[Dataset listings of figures]

· · · · · · ·

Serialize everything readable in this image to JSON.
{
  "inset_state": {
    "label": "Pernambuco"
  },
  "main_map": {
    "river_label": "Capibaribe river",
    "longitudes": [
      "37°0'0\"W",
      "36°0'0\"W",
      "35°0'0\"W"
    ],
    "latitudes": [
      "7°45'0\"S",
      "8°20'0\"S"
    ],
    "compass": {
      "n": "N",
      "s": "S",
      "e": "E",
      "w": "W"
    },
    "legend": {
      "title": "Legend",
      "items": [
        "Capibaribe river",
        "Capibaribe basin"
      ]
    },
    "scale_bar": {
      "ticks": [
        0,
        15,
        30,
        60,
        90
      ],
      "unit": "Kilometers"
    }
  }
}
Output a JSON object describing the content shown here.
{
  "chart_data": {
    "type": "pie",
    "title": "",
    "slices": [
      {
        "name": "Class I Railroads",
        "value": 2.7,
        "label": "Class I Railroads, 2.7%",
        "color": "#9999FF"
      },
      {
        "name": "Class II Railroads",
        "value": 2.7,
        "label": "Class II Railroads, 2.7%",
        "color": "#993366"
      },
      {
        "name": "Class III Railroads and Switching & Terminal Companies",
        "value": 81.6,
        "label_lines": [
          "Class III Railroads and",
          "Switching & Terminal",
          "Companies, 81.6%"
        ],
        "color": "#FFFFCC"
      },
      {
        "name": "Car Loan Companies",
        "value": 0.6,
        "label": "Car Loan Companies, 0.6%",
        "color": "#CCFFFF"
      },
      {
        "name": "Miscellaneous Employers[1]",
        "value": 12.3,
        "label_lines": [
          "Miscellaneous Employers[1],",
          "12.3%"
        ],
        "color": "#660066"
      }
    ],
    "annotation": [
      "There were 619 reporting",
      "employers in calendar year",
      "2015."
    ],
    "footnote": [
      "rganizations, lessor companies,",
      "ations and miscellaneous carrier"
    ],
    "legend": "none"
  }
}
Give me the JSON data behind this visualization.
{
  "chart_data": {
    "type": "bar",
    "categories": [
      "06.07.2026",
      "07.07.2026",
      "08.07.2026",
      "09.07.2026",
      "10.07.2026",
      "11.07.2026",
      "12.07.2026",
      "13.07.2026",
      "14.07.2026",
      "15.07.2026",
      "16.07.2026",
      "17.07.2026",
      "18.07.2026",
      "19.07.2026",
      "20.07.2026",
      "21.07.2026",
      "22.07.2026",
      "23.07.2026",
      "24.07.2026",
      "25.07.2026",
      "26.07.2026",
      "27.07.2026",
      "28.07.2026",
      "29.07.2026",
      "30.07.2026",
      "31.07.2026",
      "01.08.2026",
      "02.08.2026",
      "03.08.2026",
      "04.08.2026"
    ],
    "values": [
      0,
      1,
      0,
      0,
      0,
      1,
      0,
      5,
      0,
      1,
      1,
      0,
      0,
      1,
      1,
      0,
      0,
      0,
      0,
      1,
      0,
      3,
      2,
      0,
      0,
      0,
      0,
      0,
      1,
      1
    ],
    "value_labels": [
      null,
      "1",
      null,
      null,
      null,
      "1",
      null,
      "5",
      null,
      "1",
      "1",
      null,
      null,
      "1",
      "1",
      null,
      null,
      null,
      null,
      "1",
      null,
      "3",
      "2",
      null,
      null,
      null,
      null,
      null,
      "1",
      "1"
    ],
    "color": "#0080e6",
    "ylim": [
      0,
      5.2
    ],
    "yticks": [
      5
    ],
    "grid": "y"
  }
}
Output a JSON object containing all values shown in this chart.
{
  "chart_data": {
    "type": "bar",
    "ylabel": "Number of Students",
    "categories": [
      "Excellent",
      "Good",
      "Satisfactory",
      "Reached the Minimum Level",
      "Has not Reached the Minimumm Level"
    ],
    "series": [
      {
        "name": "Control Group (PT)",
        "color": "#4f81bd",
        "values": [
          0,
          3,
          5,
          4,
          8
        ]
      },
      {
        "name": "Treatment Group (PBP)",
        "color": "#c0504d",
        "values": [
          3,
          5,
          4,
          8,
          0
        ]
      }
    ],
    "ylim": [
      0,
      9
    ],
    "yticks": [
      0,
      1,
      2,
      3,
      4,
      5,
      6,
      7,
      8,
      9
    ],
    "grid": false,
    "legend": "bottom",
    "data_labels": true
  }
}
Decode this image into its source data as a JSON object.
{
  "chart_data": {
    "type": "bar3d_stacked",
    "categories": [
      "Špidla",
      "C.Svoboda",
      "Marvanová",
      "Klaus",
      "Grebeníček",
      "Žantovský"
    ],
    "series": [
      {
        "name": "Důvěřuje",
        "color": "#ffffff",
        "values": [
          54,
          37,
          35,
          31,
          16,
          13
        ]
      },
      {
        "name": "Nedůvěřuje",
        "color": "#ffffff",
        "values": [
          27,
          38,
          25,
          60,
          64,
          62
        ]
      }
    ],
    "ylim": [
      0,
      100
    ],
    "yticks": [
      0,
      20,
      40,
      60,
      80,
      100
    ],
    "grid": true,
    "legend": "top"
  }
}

· · · · · · ·

_WHAT TO DO_. Make an exact copy of every entry.

_FINAL RESULT_.
Serialize everything readable in this image to JSON.
{
  "inset_state": {
    "label": "Pernambuco"
  },
  "main_map": {
    "river_label": "Capibaribe river",
    "longitudes": [
      "37°0'0\"W",
      "36°0'0\"W",
      "35°0'0\"W"
    ],
    "latitudes": [
      "7°45'0\"S",
      "8°20'0\"S"
    ],
    "compass": {
      "n": "N",
      "s": "S",
      "e": "E",
      "w": "W"
    },
    "legend": {
      "title": "Legend",
      "items": [
        "Capibaribe river",
        "Capibaribe basin"
      ]
    },
    "scale_bar": {
      "ticks": [
        0,
        15,
        30,
        60,
        90
      ],
      "unit": "Kilometers"
    }
  }
}
Output a JSON object describing the content shown here.
{
  "chart_data": {
    "type": "pie",
    "title": "",
    "slices": [
      {
        "name": "Class I Railroads",
        "value": 2.7,
        "label": "Class I Railroads, 2.7%",
        "color": "#9999FF"
      },
      {
        "name": "Class II Railroads",
        "value": 2.7,
        "label": "Class II Railroads, 2.7%",
        "color": "#993366"
      },
      {
        "name": "Class III Railroads and Switching & Terminal Companies",
        "value": 81.6,
        "label_lines": [
          "Class III Railroads and",
          "Switching & Terminal",
          "Companies, 81.6%"
        ],
        "color": "#FFFFCC"
      },
      {
        "name": "Car Loan Companies",
        "value": 0.6,
        "label": "Car Loan Companies, 0.6%",
        "color": "#CCFFFF"
      },
      {
        "name": "Miscellaneous Employers[1]",
        "value": 12.3,
        "label_lines": [
          "Miscellaneous Employers[1],",
          "12.3%"
        ],
        "color": "#660066"
      }
    ],
    "annotation": [
      "There were 619 reporting",
      "employers in calendar year",
      "2015."
    ],
    "footnote": [
      "rganizations, lessor companies,",
      "ations and miscellaneous carrier"
    ],
    "legend": "none"
  }
}
Give me the JSON data behind this visualization.
{
  "chart_data": {
    "type": "bar",
    "categories": [
      "06.07.2026",
      "07.07.2026",
      "08.07.2026",
      "09.07.2026",
      "10.07.2026",
      "11.07.2026",
      "12.07.2026",
      "13.07.2026",
      "14.07.2026",
      "15.07.2026",
      "16.07.2026",
      "17.07.2026",
      "18.07.2026",
      "19.07.2026",
      "20.07.2026",
      "21.07.2026",
      "22.07.2026",
      "23.07.2026",
      "24.07.2026",
      "25.07.2026",
      "26.07.2026",
      "27.07.2026",
      "28.07.2026",
      "29.07.2026",
      "30.07.2026",
      "31.07.2026",
      "01.08.2026",
      "02.08.2026",
      "03.08.2026",
      "04.08.2026"
    ],
    "values": [
      0,
      1,
      0,
      0,
      0,
      1,
      0,
      5,
      0,
      1,
      1,
      0,
      0,
      1,
      1,
      0,
      0,
      0,
      0,
      1,
      0,
      3,
      2,
      0,
      0,
      0,
      0,
      0,
      1,
      1
    ],
    "value_labels": [
      null,
      "1",
      null,
      null,
      null,
      "1",
      null,
      "5",
      null,
      "1",
      "1",
      null,
      null,
      "1",
      "1",
      null,
      null,
      null,
      null,
      "1",
      null,
      "3",
      "2",
      null,
      null,
      null,
      null,
      null,
      "1",
      "1"
    ],
    "color": "#0080e6",
    "ylim": [
      0,
      5.2
    ],
    "yticks": [
      5
    ],
    "grid": "y"
  }
}
Output a JSON object containing all values shown in this chart.
{
  "chart_data": {
    "type": "bar",
    "ylabel": "Number of Students",
    "categories": [
      "Excellent",
      "Good",
      "Satisfactory",
      "Reached the Minimum Level",
      "Has not Reached the Minimumm Level"
    ],
    "series": [
      {
        "name": "Control Group (PT)",
        "color": "#4f81bd",
        "values": [
          0,
          3,
          5,
          4,
          8
        ]
      },
      {
        "name": "Treatment Group (PBP)",
        "color": "#c0504d",
        "values": [
          3,
          5,
          4,
          8,
          0
        ]
      }
    ],
    "ylim": [
      0,
      9
    ],
    "yticks": [
      0,
      1,
      2,
      3,
      4,
      5,
      6,
      7,
      8,
      9
    ],
    "grid": false,
    "legend": "bottom",
    "data_labels": true
  }
}
Decode this image into its source data as a JSON object.
{
  "chart_data": {
    "type": "bar3d_stacked",
    "categories": [
      "Špidla",
      "C.Svoboda",
      "Marvanová",
      "Klaus",
      "Grebeníček",
      "Žantovský"
    ],
    "series": [
      {
        "name": "Důvěřuje",
        "color": "#ffffff",
        "values": [
          54,
          37,
          35,
          31,
          16,
          13
        ]
      },
      {
        "name": "Nedůvěřuje",
        "color": "#ffffff",
        "values": [
          27,
          38,
          25,
          60,
          64,
          62
        ]
      }
    ],
    "ylim": [
      0,
      100
    ],
    "yticks": [
      0,
      20,
      40,
      60,
      80,
      100
    ],
    "grid": true,
    "legend": "top"
  }
}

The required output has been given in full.